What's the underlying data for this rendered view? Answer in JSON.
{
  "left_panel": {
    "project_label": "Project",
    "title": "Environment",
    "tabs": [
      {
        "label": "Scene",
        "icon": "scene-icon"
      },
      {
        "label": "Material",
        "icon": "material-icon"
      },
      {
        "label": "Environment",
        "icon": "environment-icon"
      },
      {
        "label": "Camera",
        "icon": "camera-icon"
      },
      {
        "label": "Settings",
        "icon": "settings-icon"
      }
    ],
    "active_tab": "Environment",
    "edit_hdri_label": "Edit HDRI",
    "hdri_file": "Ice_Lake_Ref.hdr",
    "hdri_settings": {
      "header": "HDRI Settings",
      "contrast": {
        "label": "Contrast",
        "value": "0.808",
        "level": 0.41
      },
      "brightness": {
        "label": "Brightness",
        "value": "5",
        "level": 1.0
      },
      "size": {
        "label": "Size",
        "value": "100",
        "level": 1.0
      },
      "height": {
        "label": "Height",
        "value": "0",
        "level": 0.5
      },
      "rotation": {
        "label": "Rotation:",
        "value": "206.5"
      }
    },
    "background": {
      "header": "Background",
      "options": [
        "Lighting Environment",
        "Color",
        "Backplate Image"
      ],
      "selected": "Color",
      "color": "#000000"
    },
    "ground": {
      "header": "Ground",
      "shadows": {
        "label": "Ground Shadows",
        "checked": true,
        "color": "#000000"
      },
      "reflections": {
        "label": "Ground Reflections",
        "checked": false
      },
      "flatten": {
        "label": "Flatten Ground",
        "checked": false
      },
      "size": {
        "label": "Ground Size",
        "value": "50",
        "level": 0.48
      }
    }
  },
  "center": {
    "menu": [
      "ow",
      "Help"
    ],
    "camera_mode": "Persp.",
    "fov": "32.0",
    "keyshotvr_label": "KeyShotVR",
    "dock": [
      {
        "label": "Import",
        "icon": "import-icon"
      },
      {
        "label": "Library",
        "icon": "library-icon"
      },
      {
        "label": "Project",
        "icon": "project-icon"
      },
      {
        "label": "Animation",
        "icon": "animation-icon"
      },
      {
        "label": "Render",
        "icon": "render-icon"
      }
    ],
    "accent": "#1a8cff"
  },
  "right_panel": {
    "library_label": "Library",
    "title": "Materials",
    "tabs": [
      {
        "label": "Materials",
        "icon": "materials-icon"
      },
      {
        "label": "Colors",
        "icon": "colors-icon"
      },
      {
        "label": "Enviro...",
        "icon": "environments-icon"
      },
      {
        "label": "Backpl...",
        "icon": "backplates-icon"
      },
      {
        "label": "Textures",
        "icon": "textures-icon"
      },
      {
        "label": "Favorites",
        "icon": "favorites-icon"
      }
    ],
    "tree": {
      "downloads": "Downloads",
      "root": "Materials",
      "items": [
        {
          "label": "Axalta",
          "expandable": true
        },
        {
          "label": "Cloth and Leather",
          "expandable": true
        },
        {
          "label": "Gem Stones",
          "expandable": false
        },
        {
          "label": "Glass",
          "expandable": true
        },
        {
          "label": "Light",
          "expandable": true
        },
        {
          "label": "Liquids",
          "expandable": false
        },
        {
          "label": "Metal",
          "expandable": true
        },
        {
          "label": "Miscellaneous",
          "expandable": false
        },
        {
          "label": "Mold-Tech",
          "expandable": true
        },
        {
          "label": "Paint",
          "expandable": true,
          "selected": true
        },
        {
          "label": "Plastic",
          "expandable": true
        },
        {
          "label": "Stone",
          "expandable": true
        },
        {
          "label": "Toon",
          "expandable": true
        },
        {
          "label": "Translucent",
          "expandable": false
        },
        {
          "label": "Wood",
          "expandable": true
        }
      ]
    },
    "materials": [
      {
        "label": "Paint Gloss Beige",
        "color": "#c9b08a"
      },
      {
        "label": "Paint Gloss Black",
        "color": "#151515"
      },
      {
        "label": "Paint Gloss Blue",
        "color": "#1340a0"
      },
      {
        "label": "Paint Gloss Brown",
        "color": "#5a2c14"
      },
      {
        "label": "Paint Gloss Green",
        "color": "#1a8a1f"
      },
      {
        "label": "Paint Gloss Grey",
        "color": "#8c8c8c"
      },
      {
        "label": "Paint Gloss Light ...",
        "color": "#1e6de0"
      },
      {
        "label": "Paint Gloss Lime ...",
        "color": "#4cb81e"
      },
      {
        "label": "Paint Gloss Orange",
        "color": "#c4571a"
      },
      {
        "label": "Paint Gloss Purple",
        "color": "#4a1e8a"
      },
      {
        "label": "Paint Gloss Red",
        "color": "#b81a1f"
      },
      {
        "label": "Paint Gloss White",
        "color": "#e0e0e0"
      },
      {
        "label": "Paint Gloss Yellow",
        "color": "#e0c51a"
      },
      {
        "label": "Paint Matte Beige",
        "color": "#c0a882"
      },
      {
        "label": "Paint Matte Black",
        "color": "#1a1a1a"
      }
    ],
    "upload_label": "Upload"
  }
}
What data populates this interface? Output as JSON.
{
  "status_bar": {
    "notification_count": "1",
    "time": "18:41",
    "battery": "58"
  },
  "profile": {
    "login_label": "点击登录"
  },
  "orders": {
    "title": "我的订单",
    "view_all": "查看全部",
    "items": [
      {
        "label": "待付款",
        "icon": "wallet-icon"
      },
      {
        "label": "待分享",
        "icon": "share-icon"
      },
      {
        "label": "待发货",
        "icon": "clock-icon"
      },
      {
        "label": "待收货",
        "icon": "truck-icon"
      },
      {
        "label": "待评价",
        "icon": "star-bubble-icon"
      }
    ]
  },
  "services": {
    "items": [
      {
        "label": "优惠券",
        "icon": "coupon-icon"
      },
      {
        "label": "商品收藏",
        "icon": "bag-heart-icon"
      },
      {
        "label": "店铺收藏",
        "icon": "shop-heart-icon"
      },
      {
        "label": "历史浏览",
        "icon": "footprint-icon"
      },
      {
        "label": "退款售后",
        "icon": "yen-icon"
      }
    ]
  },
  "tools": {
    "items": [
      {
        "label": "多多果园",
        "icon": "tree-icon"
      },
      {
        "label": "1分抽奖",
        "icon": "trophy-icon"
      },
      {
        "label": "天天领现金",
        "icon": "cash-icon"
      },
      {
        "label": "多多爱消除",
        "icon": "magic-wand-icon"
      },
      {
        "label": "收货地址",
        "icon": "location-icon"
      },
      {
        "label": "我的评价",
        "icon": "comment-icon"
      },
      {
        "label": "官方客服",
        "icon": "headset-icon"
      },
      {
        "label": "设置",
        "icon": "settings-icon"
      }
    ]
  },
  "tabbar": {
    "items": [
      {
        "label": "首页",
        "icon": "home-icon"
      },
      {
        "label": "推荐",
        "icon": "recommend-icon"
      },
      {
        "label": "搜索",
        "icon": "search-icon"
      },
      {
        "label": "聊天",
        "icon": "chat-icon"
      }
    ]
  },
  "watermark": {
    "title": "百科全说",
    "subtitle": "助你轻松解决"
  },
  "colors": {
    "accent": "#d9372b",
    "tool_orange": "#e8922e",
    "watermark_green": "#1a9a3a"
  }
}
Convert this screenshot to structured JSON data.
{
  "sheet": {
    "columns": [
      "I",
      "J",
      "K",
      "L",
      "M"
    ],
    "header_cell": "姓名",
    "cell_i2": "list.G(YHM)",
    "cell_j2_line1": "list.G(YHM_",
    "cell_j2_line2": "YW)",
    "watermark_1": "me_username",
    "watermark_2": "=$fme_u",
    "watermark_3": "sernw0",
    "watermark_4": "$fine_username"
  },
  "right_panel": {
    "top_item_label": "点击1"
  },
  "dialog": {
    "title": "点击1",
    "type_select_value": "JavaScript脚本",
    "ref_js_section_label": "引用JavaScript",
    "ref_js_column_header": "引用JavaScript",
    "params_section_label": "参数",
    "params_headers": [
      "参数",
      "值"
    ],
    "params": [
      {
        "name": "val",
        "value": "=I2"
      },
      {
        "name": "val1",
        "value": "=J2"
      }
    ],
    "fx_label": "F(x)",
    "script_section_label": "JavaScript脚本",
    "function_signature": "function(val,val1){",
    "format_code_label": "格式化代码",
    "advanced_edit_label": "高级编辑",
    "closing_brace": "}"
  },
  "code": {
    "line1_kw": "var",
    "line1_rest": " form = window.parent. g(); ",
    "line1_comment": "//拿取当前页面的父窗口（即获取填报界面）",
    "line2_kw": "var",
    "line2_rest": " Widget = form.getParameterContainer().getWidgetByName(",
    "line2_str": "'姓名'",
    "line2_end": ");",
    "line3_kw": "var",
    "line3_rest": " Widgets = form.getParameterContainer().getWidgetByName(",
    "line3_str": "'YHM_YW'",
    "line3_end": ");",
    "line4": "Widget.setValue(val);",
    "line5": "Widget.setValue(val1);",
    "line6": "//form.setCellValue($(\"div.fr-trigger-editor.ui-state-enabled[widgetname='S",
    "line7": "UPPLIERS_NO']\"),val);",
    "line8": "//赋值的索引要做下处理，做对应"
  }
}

▶ **Task to complete**: Identify and extract each line of the listing that contains "引用JavaScript".

▶ **Result below**:
    "ref_js_section_label": "引用JavaScript",
    "ref_js_column_header": "引用JavaScript",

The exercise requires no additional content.